Extracted material:
◇ ◇ ◇ ◇
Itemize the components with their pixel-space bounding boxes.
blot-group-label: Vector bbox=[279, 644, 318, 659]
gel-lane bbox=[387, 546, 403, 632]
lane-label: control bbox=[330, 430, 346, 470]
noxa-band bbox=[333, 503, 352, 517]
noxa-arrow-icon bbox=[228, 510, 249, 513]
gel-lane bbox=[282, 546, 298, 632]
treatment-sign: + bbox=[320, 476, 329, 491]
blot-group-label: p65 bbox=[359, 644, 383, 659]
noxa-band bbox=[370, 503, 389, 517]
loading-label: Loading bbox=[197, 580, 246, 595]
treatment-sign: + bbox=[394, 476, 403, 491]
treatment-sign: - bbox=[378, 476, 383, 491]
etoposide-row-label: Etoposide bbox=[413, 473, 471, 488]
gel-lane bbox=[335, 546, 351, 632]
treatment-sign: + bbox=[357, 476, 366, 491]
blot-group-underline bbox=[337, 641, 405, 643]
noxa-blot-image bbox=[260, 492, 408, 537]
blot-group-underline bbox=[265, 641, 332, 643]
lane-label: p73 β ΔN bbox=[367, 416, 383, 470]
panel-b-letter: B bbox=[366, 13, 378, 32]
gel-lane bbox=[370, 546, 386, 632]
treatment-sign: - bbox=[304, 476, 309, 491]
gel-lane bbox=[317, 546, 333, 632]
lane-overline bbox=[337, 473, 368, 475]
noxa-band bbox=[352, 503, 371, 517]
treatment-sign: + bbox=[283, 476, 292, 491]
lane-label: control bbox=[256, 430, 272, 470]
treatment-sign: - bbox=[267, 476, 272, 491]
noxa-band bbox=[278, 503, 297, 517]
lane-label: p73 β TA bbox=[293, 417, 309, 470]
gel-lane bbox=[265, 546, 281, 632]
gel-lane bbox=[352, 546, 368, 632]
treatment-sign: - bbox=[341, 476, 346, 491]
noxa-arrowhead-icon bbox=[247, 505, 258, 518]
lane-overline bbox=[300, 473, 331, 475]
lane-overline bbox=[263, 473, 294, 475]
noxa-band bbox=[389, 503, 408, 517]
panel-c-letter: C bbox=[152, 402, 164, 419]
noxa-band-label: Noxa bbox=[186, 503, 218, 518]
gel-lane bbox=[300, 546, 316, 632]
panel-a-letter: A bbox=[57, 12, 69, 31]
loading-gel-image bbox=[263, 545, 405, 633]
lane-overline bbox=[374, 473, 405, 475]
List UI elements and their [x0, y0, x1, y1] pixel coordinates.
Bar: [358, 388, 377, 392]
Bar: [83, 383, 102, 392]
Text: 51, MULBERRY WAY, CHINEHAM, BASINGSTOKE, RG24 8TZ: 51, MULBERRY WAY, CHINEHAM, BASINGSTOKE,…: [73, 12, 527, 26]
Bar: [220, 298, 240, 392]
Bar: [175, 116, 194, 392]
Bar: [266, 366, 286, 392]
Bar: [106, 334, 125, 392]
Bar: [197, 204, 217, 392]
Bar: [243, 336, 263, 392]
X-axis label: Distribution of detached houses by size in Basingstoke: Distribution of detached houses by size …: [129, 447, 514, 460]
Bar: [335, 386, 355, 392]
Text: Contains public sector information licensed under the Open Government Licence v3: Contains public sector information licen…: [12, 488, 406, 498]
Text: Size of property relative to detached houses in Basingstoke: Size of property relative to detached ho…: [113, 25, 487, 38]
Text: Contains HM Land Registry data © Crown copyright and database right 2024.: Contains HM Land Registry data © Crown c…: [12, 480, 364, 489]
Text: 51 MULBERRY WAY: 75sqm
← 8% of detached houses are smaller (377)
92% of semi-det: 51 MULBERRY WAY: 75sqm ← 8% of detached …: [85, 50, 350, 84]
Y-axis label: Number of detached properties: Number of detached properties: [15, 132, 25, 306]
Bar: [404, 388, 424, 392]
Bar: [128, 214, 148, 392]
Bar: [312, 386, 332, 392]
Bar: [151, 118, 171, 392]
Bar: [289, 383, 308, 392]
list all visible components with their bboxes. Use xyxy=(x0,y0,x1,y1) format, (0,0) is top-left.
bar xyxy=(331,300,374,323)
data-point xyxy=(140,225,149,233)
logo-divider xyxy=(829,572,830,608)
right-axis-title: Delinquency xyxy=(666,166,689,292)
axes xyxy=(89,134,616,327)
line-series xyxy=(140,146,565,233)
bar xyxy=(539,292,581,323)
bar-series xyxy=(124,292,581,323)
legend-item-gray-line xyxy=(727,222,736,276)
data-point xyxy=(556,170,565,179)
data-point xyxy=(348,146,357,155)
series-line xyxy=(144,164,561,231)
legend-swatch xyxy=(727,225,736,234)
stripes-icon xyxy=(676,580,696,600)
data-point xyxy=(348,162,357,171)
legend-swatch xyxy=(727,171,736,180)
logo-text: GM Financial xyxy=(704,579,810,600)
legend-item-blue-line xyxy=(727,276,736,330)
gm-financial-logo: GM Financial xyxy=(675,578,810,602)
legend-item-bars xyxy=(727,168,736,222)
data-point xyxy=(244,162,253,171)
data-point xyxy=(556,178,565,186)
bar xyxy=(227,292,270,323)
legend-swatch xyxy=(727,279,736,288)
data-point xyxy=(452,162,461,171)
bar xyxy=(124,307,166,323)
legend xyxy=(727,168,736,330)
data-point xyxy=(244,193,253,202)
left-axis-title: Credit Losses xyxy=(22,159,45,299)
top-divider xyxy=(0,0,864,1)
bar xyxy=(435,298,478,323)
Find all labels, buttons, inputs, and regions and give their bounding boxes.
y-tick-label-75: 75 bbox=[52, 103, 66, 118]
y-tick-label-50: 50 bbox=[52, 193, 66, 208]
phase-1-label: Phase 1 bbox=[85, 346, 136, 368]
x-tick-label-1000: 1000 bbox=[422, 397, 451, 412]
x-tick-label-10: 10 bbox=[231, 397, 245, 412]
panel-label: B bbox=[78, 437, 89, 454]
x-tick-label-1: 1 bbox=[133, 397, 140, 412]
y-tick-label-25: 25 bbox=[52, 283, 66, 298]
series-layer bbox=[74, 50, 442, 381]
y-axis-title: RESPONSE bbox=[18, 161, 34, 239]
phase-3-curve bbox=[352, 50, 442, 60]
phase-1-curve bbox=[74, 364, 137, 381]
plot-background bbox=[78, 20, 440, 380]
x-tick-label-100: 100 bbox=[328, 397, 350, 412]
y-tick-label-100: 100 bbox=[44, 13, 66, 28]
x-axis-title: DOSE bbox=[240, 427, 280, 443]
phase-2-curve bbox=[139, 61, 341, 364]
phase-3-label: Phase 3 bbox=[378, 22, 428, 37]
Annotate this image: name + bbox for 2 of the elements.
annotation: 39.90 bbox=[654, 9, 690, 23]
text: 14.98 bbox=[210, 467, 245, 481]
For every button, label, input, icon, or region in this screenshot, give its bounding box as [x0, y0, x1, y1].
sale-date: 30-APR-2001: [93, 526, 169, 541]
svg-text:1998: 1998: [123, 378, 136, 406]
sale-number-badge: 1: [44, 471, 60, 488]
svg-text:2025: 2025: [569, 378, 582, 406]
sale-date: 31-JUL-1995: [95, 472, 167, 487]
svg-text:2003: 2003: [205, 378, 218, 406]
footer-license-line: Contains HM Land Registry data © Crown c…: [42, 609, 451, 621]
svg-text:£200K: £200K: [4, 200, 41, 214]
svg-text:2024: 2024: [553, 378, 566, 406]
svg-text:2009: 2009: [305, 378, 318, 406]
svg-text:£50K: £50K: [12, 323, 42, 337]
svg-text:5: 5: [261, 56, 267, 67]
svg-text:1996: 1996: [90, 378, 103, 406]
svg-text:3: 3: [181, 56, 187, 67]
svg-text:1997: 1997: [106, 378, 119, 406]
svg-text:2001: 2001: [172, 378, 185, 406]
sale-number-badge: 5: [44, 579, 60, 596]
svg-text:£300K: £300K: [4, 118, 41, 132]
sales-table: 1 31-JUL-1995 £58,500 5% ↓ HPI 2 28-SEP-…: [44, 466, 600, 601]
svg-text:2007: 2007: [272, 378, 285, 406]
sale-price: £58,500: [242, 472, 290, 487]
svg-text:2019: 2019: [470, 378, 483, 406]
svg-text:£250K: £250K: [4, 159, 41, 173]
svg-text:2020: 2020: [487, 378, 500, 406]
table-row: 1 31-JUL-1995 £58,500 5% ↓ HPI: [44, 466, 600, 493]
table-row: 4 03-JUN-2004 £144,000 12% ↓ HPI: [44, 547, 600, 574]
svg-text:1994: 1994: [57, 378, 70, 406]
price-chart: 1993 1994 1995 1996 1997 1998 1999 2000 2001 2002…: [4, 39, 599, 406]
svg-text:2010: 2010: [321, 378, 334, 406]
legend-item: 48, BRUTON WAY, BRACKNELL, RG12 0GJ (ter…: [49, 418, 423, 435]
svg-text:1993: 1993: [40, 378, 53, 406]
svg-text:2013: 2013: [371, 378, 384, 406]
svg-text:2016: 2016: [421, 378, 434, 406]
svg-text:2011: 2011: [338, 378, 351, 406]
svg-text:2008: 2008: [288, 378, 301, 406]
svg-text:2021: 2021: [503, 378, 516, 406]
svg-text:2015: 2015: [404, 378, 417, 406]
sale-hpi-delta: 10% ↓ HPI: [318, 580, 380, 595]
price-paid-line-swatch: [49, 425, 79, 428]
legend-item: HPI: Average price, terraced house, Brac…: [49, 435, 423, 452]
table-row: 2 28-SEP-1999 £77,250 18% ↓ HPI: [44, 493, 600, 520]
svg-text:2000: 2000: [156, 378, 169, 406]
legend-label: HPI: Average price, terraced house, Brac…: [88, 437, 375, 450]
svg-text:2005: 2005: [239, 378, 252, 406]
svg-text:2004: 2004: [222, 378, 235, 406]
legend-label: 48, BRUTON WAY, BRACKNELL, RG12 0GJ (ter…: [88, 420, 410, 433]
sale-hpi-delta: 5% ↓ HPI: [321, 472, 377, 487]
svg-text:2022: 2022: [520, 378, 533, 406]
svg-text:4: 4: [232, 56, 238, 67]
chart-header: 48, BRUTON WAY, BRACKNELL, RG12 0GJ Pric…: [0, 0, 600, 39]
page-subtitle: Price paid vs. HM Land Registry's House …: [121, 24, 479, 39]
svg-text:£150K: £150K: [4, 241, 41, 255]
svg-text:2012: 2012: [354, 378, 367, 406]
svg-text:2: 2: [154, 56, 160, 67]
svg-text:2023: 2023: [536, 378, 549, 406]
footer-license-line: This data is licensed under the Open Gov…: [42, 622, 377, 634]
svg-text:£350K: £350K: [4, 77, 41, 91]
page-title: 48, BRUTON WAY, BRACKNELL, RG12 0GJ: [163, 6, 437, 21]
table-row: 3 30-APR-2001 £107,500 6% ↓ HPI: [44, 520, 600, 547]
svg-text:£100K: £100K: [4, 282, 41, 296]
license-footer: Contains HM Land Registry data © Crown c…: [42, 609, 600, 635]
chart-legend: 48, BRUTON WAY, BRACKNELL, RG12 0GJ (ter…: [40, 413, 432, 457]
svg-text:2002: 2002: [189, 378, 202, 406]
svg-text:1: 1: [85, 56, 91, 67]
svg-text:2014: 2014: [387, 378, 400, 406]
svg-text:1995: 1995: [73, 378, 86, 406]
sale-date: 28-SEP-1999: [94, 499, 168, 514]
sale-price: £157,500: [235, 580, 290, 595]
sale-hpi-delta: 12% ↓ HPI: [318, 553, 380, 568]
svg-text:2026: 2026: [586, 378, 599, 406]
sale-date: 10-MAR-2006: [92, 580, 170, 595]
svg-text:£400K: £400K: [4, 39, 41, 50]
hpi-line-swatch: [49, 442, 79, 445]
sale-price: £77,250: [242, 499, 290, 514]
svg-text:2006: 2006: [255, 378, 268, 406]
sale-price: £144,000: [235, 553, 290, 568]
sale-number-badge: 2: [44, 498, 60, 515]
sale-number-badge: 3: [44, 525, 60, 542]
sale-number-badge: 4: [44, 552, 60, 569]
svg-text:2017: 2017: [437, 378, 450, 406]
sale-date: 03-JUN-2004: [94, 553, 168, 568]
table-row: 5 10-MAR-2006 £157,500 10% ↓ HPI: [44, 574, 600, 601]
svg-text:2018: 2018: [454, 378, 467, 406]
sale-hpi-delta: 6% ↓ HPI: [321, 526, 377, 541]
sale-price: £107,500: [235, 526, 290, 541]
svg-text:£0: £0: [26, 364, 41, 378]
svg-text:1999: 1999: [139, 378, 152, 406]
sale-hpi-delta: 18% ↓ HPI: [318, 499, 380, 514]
◇ ◇ ◇ ◇
Your task:
Please copy out the data above without any change, starting with its first line and going on through the line that contains "noxa-band bbox=[370, 503, 389, 517]", including that line.

Response below:
Itemize the components with their pixel-space bounding boxes.
blot-group-label: Vector bbox=[279, 644, 318, 659]
gel-lane bbox=[387, 546, 403, 632]
lane-label: control bbox=[330, 430, 346, 470]
noxa-band bbox=[333, 503, 352, 517]
noxa-arrow-icon bbox=[228, 510, 249, 513]
gel-lane bbox=[282, 546, 298, 632]
treatment-sign: + bbox=[320, 476, 329, 491]
blot-group-label: p65 bbox=[359, 644, 383, 659]
noxa-band bbox=[370, 503, 389, 517]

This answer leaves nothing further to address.